# [Goal]
Show, in full, each line of the data that contains "semaine".
**** Listed entries ****
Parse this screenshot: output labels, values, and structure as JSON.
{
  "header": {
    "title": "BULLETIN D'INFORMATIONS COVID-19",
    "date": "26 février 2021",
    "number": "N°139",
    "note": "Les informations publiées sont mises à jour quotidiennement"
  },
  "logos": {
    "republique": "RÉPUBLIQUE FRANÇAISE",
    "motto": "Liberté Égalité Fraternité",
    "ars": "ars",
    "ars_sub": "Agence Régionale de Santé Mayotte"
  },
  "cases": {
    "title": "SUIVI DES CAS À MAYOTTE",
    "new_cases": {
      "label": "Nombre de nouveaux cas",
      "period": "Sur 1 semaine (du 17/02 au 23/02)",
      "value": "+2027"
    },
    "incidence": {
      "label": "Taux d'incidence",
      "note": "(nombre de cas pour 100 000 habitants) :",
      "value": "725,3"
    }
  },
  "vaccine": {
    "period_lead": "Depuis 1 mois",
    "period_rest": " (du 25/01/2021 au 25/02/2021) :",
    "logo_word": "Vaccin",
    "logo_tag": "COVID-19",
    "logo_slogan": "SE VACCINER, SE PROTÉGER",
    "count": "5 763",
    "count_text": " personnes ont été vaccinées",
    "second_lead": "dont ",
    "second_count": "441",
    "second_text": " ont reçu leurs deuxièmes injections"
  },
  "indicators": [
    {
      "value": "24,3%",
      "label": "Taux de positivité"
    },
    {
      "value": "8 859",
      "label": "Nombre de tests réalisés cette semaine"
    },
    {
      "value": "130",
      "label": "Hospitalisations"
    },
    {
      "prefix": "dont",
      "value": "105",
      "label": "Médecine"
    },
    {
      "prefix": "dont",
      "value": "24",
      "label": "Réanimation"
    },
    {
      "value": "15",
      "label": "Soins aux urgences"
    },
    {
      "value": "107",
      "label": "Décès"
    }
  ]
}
****
**** Listed entries ****
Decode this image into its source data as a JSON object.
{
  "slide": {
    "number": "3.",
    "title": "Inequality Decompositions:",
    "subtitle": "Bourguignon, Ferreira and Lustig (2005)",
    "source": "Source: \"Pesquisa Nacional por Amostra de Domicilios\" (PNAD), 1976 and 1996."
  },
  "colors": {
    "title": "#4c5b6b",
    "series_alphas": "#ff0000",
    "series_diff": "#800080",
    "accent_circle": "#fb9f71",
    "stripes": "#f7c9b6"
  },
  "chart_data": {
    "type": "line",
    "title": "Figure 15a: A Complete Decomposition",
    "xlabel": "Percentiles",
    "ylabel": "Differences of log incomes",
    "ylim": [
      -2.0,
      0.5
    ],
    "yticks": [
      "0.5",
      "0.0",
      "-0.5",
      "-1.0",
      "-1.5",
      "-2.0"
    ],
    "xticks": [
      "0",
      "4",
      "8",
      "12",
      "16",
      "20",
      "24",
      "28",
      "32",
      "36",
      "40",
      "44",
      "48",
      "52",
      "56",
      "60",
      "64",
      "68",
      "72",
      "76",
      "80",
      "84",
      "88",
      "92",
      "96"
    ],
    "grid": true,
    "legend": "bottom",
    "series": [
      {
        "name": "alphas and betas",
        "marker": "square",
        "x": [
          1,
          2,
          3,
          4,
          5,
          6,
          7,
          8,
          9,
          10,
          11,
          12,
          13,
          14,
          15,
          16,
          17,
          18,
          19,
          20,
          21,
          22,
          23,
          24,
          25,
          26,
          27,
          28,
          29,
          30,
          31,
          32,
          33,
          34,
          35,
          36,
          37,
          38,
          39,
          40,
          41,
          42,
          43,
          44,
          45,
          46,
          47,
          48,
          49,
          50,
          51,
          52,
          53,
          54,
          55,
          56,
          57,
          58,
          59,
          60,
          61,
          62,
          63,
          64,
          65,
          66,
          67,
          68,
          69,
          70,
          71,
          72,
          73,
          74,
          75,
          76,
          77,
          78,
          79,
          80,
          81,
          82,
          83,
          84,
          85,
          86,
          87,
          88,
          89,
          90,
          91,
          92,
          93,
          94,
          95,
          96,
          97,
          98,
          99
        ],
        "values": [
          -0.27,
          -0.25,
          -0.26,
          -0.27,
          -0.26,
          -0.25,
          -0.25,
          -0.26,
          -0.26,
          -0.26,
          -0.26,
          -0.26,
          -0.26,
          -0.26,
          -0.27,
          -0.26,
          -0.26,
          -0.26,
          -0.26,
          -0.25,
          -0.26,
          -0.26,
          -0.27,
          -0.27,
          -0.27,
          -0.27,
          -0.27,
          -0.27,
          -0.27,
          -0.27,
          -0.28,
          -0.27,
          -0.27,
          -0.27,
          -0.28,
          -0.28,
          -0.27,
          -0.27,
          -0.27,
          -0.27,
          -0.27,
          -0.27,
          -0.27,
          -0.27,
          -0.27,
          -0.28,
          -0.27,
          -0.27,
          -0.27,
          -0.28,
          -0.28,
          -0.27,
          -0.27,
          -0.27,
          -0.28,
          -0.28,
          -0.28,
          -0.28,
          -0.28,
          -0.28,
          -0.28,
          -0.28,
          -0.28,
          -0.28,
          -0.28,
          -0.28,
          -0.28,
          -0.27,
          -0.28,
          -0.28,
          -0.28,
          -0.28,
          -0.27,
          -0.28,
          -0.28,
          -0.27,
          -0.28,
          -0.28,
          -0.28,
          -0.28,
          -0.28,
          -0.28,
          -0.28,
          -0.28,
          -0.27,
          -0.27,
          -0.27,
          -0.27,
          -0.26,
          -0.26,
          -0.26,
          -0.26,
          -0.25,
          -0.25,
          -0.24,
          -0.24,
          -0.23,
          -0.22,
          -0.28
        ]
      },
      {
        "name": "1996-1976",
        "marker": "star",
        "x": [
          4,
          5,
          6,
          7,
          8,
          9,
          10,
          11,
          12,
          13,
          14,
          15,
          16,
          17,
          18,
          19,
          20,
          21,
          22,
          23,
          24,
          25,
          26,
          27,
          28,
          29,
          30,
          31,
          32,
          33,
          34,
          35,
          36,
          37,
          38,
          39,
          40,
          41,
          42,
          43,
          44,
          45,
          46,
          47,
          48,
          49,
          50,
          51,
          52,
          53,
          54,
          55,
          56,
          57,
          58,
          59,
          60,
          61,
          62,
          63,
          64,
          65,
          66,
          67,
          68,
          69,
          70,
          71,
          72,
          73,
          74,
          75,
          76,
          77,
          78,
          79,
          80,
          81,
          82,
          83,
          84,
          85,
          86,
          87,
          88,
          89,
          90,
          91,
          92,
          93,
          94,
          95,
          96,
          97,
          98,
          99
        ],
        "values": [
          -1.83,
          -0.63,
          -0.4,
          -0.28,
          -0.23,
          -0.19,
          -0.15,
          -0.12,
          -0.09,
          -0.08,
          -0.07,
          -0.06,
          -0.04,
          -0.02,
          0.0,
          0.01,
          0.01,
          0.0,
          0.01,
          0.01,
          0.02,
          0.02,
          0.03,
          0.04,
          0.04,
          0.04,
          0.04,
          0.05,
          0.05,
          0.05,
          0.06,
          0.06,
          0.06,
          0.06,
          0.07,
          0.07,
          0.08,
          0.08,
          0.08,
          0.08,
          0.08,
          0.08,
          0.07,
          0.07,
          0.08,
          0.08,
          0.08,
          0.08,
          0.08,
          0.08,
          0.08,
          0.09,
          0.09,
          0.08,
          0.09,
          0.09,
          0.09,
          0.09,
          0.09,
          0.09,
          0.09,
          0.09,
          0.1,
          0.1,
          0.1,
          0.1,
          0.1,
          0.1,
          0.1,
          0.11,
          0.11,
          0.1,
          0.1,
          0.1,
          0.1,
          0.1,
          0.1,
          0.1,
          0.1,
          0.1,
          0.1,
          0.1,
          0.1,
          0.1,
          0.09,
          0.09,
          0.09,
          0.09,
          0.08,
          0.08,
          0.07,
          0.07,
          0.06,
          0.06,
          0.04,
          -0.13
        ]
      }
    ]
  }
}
****
# [Response to the task]
      "period": "Sur 1 semaine (du 17/02 au 23/02)",
      "label": "Nombre de tests réalisés cette semaine"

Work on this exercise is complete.